## Task requirements
All lines in which the word "Substitute" occurs are to be extracted.

## Given data

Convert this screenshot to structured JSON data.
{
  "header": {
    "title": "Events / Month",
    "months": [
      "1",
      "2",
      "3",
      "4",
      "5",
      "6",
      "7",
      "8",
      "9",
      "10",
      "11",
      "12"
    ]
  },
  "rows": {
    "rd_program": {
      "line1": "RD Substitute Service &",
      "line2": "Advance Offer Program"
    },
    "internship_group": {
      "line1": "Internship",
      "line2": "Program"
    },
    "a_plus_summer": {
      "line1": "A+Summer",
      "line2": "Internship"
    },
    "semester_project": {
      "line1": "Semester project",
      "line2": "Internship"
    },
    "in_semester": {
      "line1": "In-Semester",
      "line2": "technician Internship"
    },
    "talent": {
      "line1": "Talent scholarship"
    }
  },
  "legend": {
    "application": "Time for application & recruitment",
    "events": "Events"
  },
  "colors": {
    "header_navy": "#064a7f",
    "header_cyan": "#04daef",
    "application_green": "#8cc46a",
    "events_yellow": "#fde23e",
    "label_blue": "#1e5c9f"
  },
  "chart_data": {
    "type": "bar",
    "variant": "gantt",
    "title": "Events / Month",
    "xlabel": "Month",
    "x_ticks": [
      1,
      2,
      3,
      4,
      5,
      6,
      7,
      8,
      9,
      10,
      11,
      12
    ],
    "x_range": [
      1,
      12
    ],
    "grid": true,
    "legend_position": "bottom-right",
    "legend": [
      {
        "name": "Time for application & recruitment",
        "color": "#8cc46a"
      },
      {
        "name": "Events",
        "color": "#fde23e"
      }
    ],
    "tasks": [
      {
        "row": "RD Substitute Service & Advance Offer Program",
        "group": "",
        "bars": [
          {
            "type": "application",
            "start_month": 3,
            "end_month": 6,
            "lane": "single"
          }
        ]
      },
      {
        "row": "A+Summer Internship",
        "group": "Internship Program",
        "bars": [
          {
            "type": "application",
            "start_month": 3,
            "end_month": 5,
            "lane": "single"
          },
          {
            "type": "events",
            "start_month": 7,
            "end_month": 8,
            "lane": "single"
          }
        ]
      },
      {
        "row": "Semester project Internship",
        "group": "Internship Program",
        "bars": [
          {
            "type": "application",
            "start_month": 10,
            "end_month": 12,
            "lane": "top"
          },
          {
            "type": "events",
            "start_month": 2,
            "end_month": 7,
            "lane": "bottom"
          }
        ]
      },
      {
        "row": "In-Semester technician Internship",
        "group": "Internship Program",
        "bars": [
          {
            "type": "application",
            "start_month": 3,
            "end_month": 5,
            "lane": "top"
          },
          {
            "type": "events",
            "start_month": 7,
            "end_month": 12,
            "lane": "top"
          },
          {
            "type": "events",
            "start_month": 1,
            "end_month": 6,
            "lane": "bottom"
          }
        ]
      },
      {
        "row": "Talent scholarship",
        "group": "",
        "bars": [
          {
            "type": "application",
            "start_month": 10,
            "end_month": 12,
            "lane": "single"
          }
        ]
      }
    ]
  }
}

## Final answer
      "line1": "RD Substitute Service &",
        "row": "RD Substitute Service & Advance Offer Program",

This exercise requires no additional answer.